Stored data entries:
────────

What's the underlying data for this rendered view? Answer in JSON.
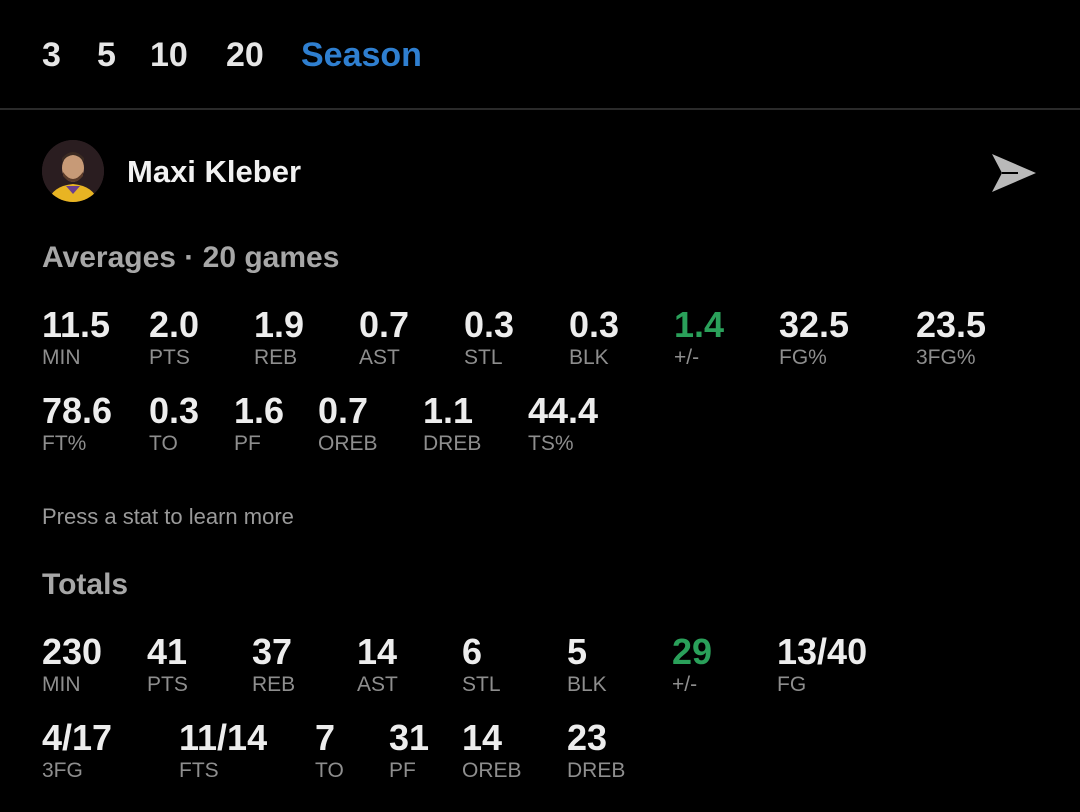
{
  "tabs": [
    "3",
    "5",
    "10",
    "20",
    "Season"
  ],
  "active_tab": "Season",
  "player": {
    "name": "Maxi Kleber"
  },
  "averages": {
    "title": "Averages · 20 games",
    "row1": [
      {
        "value": "11.5",
        "label": "MIN"
      },
      {
        "value": "2.0",
        "label": "PTS"
      },
      {
        "value": "1.9",
        "label": "REB"
      },
      {
        "value": "0.7",
        "label": "AST"
      },
      {
        "value": "0.3",
        "label": "STL"
      },
      {
        "value": "0.3",
        "label": "BLK"
      },
      {
        "value": "1.4",
        "label": "+/-"
      },
      {
        "value": "32.5",
        "label": "FG%"
      },
      {
        "value": "23.5",
        "label": "3FG%"
      }
    ],
    "row2": [
      {
        "value": "78.6",
        "label": "FT%"
      },
      {
        "value": "0.3",
        "label": "TO"
      },
      {
        "value": "1.6",
        "label": "PF"
      },
      {
        "value": "0.7",
        "label": "OREB"
      },
      {
        "value": "1.1",
        "label": "DREB"
      },
      {
        "value": "44.4",
        "label": "TS%"
      }
    ]
  },
  "hint": "Press a stat to learn more",
  "totals": {
    "title": "Totals",
    "row1": [
      {
        "value": "230",
        "label": "MIN"
      },
      {
        "value": "41",
        "label": "PTS"
      },
      {
        "value": "37",
        "label": "REB"
      },
      {
        "value": "14",
        "label": "AST"
      },
      {
        "value": "6",
        "label": "STL"
      },
      {
        "value": "5",
        "label": "BLK"
      },
      {
        "value": "29",
        "label": "+/-"
      },
      {
        "value": "13/40",
        "label": "FG"
      }
    ],
    "row2": [
      {
        "value": "4/17",
        "label": "3FG"
      },
      {
        "value": "11/14",
        "label": "FTS"
      },
      {
        "value": "7",
        "label": "TO"
      },
      {
        "value": "31",
        "label": "PF"
      },
      {
        "value": "14",
        "label": "OREB"
      },
      {
        "value": "23",
        "label": "DREB"
      }
    ]
  },
  "colors": {
    "background": "#000000",
    "active_tab": "#2f7fd0",
    "positive": "#2aa05a",
    "value": "#ededed",
    "label": "#8e8e8e"
  },
  "icons": {
    "share": "send-icon",
    "avatar": "player-avatar"
  }
}
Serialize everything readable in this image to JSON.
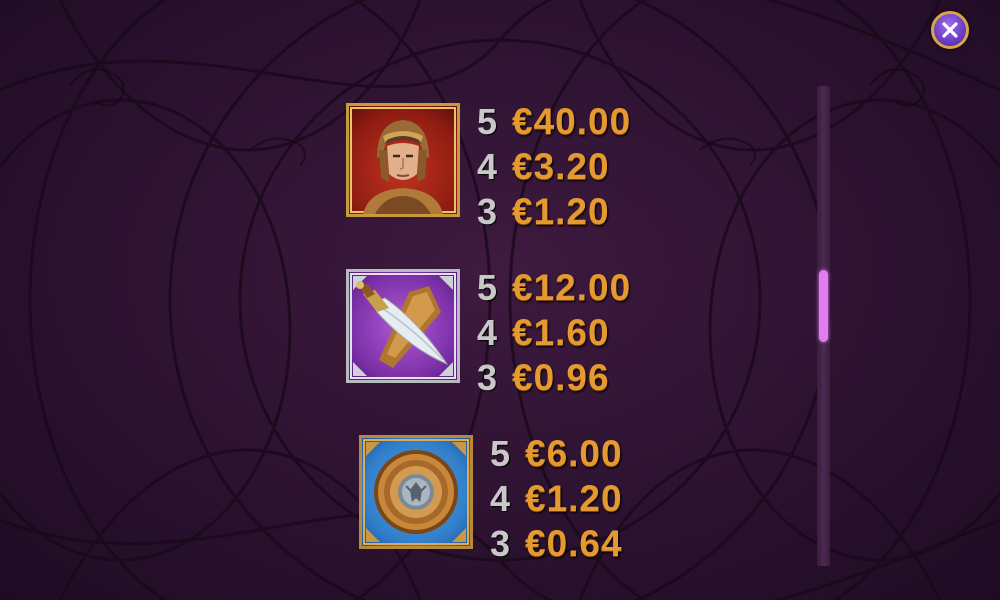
{
  "close_button": {
    "icon": "close-icon"
  },
  "paytable": [
    {
      "symbol": "warrior-helmet-icon",
      "lines": [
        {
          "count": "5",
          "amount": "€40.00"
        },
        {
          "count": "4",
          "amount": "€3.20"
        },
        {
          "count": "3",
          "amount": "€1.20"
        }
      ]
    },
    {
      "symbol": "sword-icon",
      "lines": [
        {
          "count": "5",
          "amount": "€12.00"
        },
        {
          "count": "4",
          "amount": "€1.60"
        },
        {
          "count": "3",
          "amount": "€0.96"
        }
      ]
    },
    {
      "symbol": "shield-icon",
      "lines": [
        {
          "count": "5",
          "amount": "€6.00"
        },
        {
          "count": "4",
          "amount": "€1.20"
        },
        {
          "count": "3",
          "amount": "€0.64"
        }
      ]
    }
  ],
  "scrollbar": {
    "position": 0.45
  },
  "colors": {
    "amount": "#e59a2f",
    "count": "#c8c8c8",
    "scroll_thumb": "#e27df0",
    "close_bg": "#6a3cc4"
  }
}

────────

● **YOUR TASK**: The records above are to be quoted exactly, with all pictures left out.

● **CORRECT RESULT**:
What's the underlying data for this rendered view? Answer in JSON.
{
  "tabs": [
    "3",
    "5",
    "10",
    "20",
    "Season"
  ],
  "active_tab": "Season",
  "player": {
    "name": "Maxi Kleber"
  },
  "averages": {
    "title": "Averages · 20 games",
    "row1": [
      {
        "value": "11.5",
        "label": "MIN"
      },
      {
        "value": "2.0",
        "label": "PTS"
      },
      {
        "value": "1.9",
        "label": "REB"
      },
      {
        "value": "0.7",
        "label": "AST"
      },
      {
        "value": "0.3",
        "label": "STL"
      },
      {
        "value": "0.3",
        "label": "BLK"
      },
      {
        "value": "1.4",
        "label": "+/-"
      },
      {
        "value": "32.5",
        "label": "FG%"
      },
      {
        "value": "23.5",
        "label": "3FG%"
      }
    ],
    "row2": [
      {
        "value": "78.6",
        "label": "FT%"
      },
      {
        "value": "0.3",
        "label": "TO"
      },
      {
        "value": "1.6",
        "label": "PF"
      },
      {
        "value": "0.7",
        "label": "OREB"
      },
      {
        "value": "1.1",
        "label": "DREB"
      },
      {
        "value": "44.4",
        "label": "TS%"
      }
    ]
  },
  "hint": "Press a stat to learn more",
  "totals": {
    "title": "Totals",
    "row1": [
      {
        "value": "230",
        "label": "MIN"
      },
      {
        "value": "41",
        "label": "PTS"
      },
      {
        "value": "37",
        "label": "REB"
      },
      {
        "value": "14",
        "label": "AST"
      },
      {
        "value": "6",
        "label": "STL"
      },
      {
        "value": "5",
        "label": "BLK"
      },
      {
        "value": "29",
        "label": "+/-"
      },
      {
        "value": "13/40",
        "label": "FG"
      }
    ],
    "row2": [
      {
        "value": "4/17",
        "label": "3FG"
      },
      {
        "value": "11/14",
        "label": "FTS"
      },
      {
        "value": "7",
        "label": "TO"
      },
      {
        "value": "31",
        "label": "PF"
      },
      {
        "value": "14",
        "label": "OREB"
      },
      {
        "value": "23",
        "label": "DREB"
      }
    ]
  },
  "colors": {
    "background": "#000000",
    "active_tab": "#2f7fd0",
    "positive": "#2aa05a",
    "value": "#ededed",
    "label": "#8e8e8e"
  },
  "icons": {
    "share": "send-icon",
    "avatar": "player-avatar"
  }
}
Serialize everything readable in this image to JSON.
{
  "close_button": {
    "icon": "close-icon"
  },
  "paytable": [
    {
      "symbol": "warrior-helmet-icon",
      "lines": [
        {
          "count": "5",
          "amount": "€40.00"
        },
        {
          "count": "4",
          "amount": "€3.20"
        },
        {
          "count": "3",
          "amount": "€1.20"
        }
      ]
    },
    {
      "symbol": "sword-icon",
      "lines": [
        {
          "count": "5",
          "amount": "€12.00"
        },
        {
          "count": "4",
          "amount": "€1.60"
        },
        {
          "count": "3",
          "amount": "€0.96"
        }
      ]
    },
    {
      "symbol": "shield-icon",
      "lines": [
        {
          "count": "5",
          "amount": "€6.00"
        },
        {
          "count": "4",
          "amount": "€1.20"
        },
        {
          "count": "3",
          "amount": "€0.64"
        }
      ]
    }
  ],
  "scrollbar": {
    "position": 0.45
  },
  "colors": {
    "amount": "#e59a2f",
    "count": "#c8c8c8",
    "scroll_thumb": "#e27df0",
    "close_bg": "#6a3cc4"
  }
}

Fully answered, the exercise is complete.